Problem to solve:
Repeat, without any change, the entries presented below.

Dataset items:
****************

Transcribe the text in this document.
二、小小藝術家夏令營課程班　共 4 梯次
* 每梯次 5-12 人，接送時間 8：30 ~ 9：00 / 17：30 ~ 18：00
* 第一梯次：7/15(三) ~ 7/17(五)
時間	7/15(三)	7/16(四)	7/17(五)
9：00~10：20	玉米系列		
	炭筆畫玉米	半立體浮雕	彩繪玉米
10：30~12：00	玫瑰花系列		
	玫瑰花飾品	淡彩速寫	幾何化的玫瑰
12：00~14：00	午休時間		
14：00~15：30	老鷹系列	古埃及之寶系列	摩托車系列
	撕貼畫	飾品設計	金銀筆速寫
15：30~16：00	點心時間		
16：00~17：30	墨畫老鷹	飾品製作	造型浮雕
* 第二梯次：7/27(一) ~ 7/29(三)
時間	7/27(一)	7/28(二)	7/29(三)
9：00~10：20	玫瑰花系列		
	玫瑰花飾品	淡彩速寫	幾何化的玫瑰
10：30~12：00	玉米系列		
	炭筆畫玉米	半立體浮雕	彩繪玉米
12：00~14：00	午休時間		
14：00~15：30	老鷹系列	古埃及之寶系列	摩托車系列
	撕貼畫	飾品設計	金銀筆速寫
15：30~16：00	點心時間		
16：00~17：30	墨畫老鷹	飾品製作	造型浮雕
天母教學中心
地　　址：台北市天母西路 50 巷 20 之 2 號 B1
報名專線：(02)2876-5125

****************

Solution to the exercise:
Transcribe the text in this document.
二、小小藝術家夏令營課程班　共 4 梯次
* 每梯次 5-12 人，接送時間 8：30 ~ 9：00 / 17：30 ~ 18：00
* 第一梯次：7/15(三) ~ 7/17(五)
時間	7/15(三)	7/16(四)	7/17(五)
9：00~10：20	玉米系列		
	炭筆畫玉米	半立體浮雕	彩繪玉米
10：30~12：00	玫瑰花系列		
	玫瑰花飾品	淡彩速寫	幾何化的玫瑰
12：00~14：00	午休時間		
14：00~15：30	老鷹系列	古埃及之寶系列	摩托車系列
	撕貼畫	飾品設計	金銀筆速寫
15：30~16：00	點心時間		
16：00~17：30	墨畫老鷹	飾品製作	造型浮雕
* 第二梯次：7/27(一) ~ 7/29(三)
時間	7/27(一)	7/28(二)	7/29(三)
9：00~10：20	玫瑰花系列		
	玫瑰花飾品	淡彩速寫	幾何化的玫瑰
10：30~12：00	玉米系列		
	炭筆畫玉米	半立體浮雕	彩繪玉米
12：00~14：00	午休時間		
14：00~15：30	老鷹系列	古埃及之寶系列	摩托車系列
	撕貼畫	飾品設計	金銀筆速寫
15：30~16：00	點心時間		
16：00~17：30	墨畫老鷹	飾品製作	造型浮雕
天母教學中心
地　　址：台北市天母西路 50 巷 20 之 2 號 B1
報名專線：(02)2876-5125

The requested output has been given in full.